#### INSTRUCTIONS FOR THE TASK
Restate the whole listing exactly.

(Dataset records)

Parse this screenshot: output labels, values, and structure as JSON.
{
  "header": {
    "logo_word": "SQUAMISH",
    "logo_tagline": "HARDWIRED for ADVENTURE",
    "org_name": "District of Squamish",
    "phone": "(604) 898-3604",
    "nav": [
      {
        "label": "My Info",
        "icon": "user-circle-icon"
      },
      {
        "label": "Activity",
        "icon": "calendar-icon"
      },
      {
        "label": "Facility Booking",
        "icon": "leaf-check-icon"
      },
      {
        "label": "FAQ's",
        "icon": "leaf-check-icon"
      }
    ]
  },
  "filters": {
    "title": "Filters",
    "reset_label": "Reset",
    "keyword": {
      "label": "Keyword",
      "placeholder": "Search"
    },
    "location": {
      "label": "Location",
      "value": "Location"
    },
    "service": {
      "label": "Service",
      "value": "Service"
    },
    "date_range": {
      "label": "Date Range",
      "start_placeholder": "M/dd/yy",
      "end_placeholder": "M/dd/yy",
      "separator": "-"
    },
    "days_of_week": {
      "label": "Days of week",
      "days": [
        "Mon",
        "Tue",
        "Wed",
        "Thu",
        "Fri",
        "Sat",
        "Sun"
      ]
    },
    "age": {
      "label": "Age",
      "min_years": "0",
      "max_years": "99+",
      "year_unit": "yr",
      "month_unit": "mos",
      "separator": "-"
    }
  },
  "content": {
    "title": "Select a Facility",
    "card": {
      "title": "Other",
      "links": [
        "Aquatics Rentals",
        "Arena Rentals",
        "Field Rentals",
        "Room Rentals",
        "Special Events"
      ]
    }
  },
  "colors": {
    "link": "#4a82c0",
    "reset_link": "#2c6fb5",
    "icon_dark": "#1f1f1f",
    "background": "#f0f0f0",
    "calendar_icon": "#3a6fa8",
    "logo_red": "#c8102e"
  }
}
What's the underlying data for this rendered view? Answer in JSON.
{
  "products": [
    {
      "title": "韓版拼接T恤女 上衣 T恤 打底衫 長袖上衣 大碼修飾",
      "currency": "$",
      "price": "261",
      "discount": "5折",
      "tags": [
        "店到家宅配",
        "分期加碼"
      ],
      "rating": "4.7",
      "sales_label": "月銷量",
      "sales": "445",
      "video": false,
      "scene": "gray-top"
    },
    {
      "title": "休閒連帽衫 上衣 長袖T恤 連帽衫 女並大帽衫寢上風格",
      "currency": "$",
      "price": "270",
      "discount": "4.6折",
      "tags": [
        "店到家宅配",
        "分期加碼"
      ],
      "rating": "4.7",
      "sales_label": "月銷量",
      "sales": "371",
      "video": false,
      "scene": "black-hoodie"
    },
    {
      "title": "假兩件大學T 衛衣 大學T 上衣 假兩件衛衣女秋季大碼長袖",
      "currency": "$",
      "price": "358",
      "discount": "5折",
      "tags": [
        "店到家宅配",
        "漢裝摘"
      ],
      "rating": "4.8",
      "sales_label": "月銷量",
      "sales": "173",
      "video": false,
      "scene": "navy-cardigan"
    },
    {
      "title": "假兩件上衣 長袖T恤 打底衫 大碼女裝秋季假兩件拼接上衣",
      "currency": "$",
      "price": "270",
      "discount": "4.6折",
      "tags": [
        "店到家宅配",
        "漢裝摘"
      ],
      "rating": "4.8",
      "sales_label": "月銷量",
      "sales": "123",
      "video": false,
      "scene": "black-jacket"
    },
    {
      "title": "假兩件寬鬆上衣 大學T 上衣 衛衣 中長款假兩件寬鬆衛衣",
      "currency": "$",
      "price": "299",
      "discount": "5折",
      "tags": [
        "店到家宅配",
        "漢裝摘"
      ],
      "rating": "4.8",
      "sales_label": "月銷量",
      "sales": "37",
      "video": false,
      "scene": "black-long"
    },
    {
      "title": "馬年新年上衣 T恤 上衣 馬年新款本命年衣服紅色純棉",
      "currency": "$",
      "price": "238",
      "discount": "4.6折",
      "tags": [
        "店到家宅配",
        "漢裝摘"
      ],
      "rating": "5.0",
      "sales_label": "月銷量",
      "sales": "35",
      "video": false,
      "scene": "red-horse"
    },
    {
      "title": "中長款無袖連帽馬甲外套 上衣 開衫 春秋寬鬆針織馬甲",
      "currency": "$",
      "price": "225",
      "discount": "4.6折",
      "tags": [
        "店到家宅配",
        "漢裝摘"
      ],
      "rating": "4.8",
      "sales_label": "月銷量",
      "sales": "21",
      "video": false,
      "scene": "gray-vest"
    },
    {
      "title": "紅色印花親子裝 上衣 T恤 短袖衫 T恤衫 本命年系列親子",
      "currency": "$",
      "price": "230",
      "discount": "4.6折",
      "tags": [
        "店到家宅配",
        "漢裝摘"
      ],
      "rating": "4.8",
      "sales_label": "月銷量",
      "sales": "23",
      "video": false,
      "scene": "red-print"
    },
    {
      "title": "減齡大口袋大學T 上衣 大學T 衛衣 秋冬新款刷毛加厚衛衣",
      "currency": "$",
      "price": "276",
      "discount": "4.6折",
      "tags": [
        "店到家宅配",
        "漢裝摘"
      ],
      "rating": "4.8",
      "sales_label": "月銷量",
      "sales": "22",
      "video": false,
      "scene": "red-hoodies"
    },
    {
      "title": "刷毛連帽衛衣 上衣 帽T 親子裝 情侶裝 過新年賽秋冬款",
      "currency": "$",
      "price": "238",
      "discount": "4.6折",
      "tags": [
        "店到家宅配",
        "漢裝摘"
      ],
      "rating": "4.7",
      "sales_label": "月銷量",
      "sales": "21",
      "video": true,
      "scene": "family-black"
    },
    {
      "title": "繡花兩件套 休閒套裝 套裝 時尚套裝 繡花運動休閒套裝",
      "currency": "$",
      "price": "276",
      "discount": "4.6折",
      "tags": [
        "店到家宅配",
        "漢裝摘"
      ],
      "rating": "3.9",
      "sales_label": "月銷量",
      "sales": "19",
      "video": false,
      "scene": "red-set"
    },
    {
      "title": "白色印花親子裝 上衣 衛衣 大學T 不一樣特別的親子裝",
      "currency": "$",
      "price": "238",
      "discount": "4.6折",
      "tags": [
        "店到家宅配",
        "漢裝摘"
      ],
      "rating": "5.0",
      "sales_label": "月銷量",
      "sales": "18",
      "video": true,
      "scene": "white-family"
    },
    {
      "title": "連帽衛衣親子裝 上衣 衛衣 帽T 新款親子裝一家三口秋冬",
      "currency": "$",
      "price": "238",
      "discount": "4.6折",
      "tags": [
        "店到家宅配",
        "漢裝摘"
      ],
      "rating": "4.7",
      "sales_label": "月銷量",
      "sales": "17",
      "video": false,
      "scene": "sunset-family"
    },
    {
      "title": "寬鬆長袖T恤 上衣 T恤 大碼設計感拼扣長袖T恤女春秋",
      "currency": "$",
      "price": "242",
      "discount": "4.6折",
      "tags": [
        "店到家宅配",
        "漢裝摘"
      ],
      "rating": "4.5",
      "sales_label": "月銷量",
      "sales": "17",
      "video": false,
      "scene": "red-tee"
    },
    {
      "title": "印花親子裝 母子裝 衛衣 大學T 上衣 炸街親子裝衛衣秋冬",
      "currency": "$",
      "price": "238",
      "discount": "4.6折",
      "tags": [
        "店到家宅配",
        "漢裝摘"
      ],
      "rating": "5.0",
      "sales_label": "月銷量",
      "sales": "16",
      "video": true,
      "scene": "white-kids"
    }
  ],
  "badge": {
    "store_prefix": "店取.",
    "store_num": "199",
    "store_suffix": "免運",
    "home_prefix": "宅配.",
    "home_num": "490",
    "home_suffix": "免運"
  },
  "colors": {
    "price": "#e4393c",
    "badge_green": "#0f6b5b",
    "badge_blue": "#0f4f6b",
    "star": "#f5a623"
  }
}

#### THE RESULT
Parse this screenshot: output labels, values, and structure as JSON.
{
  "header": {
    "logo_word": "SQUAMISH",
    "logo_tagline": "HARDWIRED for ADVENTURE",
    "org_name": "District of Squamish",
    "phone": "(604) 898-3604",
    "nav": [
      {
        "label": "My Info",
        "icon": "user-circle-icon"
      },
      {
        "label": "Activity",
        "icon": "calendar-icon"
      },
      {
        "label": "Facility Booking",
        "icon": "leaf-check-icon"
      },
      {
        "label": "FAQ's",
        "icon": "leaf-check-icon"
      }
    ]
  },
  "filters": {
    "title": "Filters",
    "reset_label": "Reset",
    "keyword": {
      "label": "Keyword",
      "placeholder": "Search"
    },
    "location": {
      "label": "Location",
      "value": "Location"
    },
    "service": {
      "label": "Service",
      "value": "Service"
    },
    "date_range": {
      "label": "Date Range",
      "start_placeholder": "M/dd/yy",
      "end_placeholder": "M/dd/yy",
      "separator": "-"
    },
    "days_of_week": {
      "label": "Days of week",
      "days": [
        "Mon",
        "Tue",
        "Wed",
        "Thu",
        "Fri",
        "Sat",
        "Sun"
      ]
    },
    "age": {
      "label": "Age",
      "min_years": "0",
      "max_years": "99+",
      "year_unit": "yr",
      "month_unit": "mos",
      "separator": "-"
    }
  },
  "content": {
    "title": "Select a Facility",
    "card": {
      "title": "Other",
      "links": [
        "Aquatics Rentals",
        "Arena Rentals",
        "Field Rentals",
        "Room Rentals",
        "Special Events"
      ]
    }
  },
  "colors": {
    "link": "#4a82c0",
    "reset_link": "#2c6fb5",
    "icon_dark": "#1f1f1f",
    "background": "#f0f0f0",
    "calendar_icon": "#3a6fa8",
    "logo_red": "#c8102e"
  }
}
What's the underlying data for this rendered view? Answer in JSON.
{
  "products": [
    {
      "title": "韓版拼接T恤女 上衣 T恤 打底衫 長袖上衣 大碼修飾",
      "currency": "$",
      "price": "261",
      "discount": "5折",
      "tags": [
        "店到家宅配",
        "分期加碼"
      ],
      "rating": "4.7",
      "sales_label": "月銷量",
      "sales": "445",
      "video": false,
      "scene": "gray-top"
    },
    {
      "title": "休閒連帽衫 上衣 長袖T恤 連帽衫 女並大帽衫寢上風格",
      "currency": "$",
      "price": "270",
      "discount": "4.6折",
      "tags": [
        "店到家宅配",
        "分期加碼"
      ],
      "rating": "4.7",
      "sales_label": "月銷量",
      "sales": "371",
      "video": false,
      "scene": "black-hoodie"
    },
    {
      "title": "假兩件大學T 衛衣 大學T 上衣 假兩件衛衣女秋季大碼長袖",
      "currency": "$",
      "price": "358",
      "discount": "5折",
      "tags": [
        "店到家宅配",
        "漢裝摘"
      ],
      "rating": "4.8",
      "sales_label": "月銷量",
      "sales": "173",
      "video": false,
      "scene": "navy-cardigan"
    },
    {
      "title": "假兩件上衣 長袖T恤 打底衫 大碼女裝秋季假兩件拼接上衣",
      "currency": "$",
      "price": "270",
      "discount": "4.6折",
      "tags": [
        "店到家宅配",
        "漢裝摘"
      ],
      "rating": "4.8",
      "sales_label": "月銷量",
      "sales": "123",
      "video": false,
      "scene": "black-jacket"
    },
    {
      "title": "假兩件寬鬆上衣 大學T 上衣 衛衣 中長款假兩件寬鬆衛衣",
      "currency": "$",
      "price": "299",
      "discount": "5折",
      "tags": [
        "店到家宅配",
        "漢裝摘"
      ],
      "rating": "4.8",
      "sales_label": "月銷量",
      "sales": "37",
      "video": false,
      "scene": "black-long"
    },
    {
      "title": "馬年新年上衣 T恤 上衣 馬年新款本命年衣服紅色純棉",
      "currency": "$",
      "price": "238",
      "discount": "4.6折",
      "tags": [
        "店到家宅配",
        "漢裝摘"
      ],
      "rating": "5.0",
      "sales_label": "月銷量",
      "sales": "35",
      "video": false,
      "scene": "red-horse"
    },
    {
      "title": "中長款無袖連帽馬甲外套 上衣 開衫 春秋寬鬆針織馬甲",
      "currency": "$",
      "price": "225",
      "discount": "4.6折",
      "tags": [
        "店到家宅配",
        "漢裝摘"
      ],
      "rating": "4.8",
      "sales_label": "月銷量",
      "sales": "21",
      "video": false,
      "scene": "gray-vest"
    },
    {
      "title": "紅色印花親子裝 上衣 T恤 短袖衫 T恤衫 本命年系列親子",
      "currency": "$",
      "price": "230",
      "discount": "4.6折",
      "tags": [
        "店到家宅配",
        "漢裝摘"
      ],
      "rating": "4.8",
      "sales_label": "月銷量",
      "sales": "23",
      "video": false,
      "scene": "red-print"
    },
    {
      "title": "減齡大口袋大學T 上衣 大學T 衛衣 秋冬新款刷毛加厚衛衣",
      "currency": "$",
      "price": "276",
      "discount": "4.6折",
      "tags": [
        "店到家宅配",
        "漢裝摘"
      ],
      "rating": "4.8",
      "sales_label": "月銷量",
      "sales": "22",
      "video": false,
      "scene": "red-hoodies"
    },
    {
      "title": "刷毛連帽衛衣 上衣 帽T 親子裝 情侶裝 過新年賽秋冬款",
      "currency": "$",
      "price": "238",
      "discount": "4.6折",
      "tags": [
        "店到家宅配",
        "漢裝摘"
      ],
      "rating": "4.7",
      "sales_label": "月銷量",
      "sales": "21",
      "video": true,
      "scene": "family-black"
    },
    {
      "title": "繡花兩件套 休閒套裝 套裝 時尚套裝 繡花運動休閒套裝",
      "currency": "$",
      "price": "276",
      "discount": "4.6折",
      "tags": [
        "店到家宅配",
        "漢裝摘"
      ],
      "rating": "3.9",
      "sales_label": "月銷量",
      "sales": "19",
      "video": false,
      "scene": "red-set"
    },
    {
      "title": "白色印花親子裝 上衣 衛衣 大學T 不一樣特別的親子裝",
      "currency": "$",
      "price": "238",
      "discount": "4.6折",
      "tags": [
        "店到家宅配",
        "漢裝摘"
      ],
      "rating": "5.0",
      "sales_label": "月銷量",
      "sales": "18",
      "video": true,
      "scene": "white-family"
    },
    {
      "title": "連帽衛衣親子裝 上衣 衛衣 帽T 新款親子裝一家三口秋冬",
      "currency": "$",
      "price": "238",
      "discount": "4.6折",
      "tags": [
        "店到家宅配",
        "漢裝摘"
      ],
      "rating": "4.7",
      "sales_label": "月銷量",
      "sales": "17",
      "video": false,
      "scene": "sunset-family"
    },
    {
      "title": "寬鬆長袖T恤 上衣 T恤 大碼設計感拼扣長袖T恤女春秋",
      "currency": "$",
      "price": "242",
      "discount": "4.6折",
      "tags": [
        "店到家宅配",
        "漢裝摘"
      ],
      "rating": "4.5",
      "sales_label": "月銷量",
      "sales": "17",
      "video": false,
      "scene": "red-tee"
    },
    {
      "title": "印花親子裝 母子裝 衛衣 大學T 上衣 炸街親子裝衛衣秋冬",
      "currency": "$",
      "price": "238",
      "discount": "4.6折",
      "tags": [
        "店到家宅配",
        "漢裝摘"
      ],
      "rating": "5.0",
      "sales_label": "月銷量",
      "sales": "16",
      "video": true,
      "scene": "white-kids"
    }
  ],
  "badge": {
    "store_prefix": "店取.",
    "store_num": "199",
    "store_suffix": "免運",
    "home_prefix": "宅配.",
    "home_num": "490",
    "home_suffix": "免運"
  },
  "colors": {
    "price": "#e4393c",
    "badge_green": "#0f6b5b",
    "badge_blue": "#0f4f6b",
    "star": "#f5a623"
  }
}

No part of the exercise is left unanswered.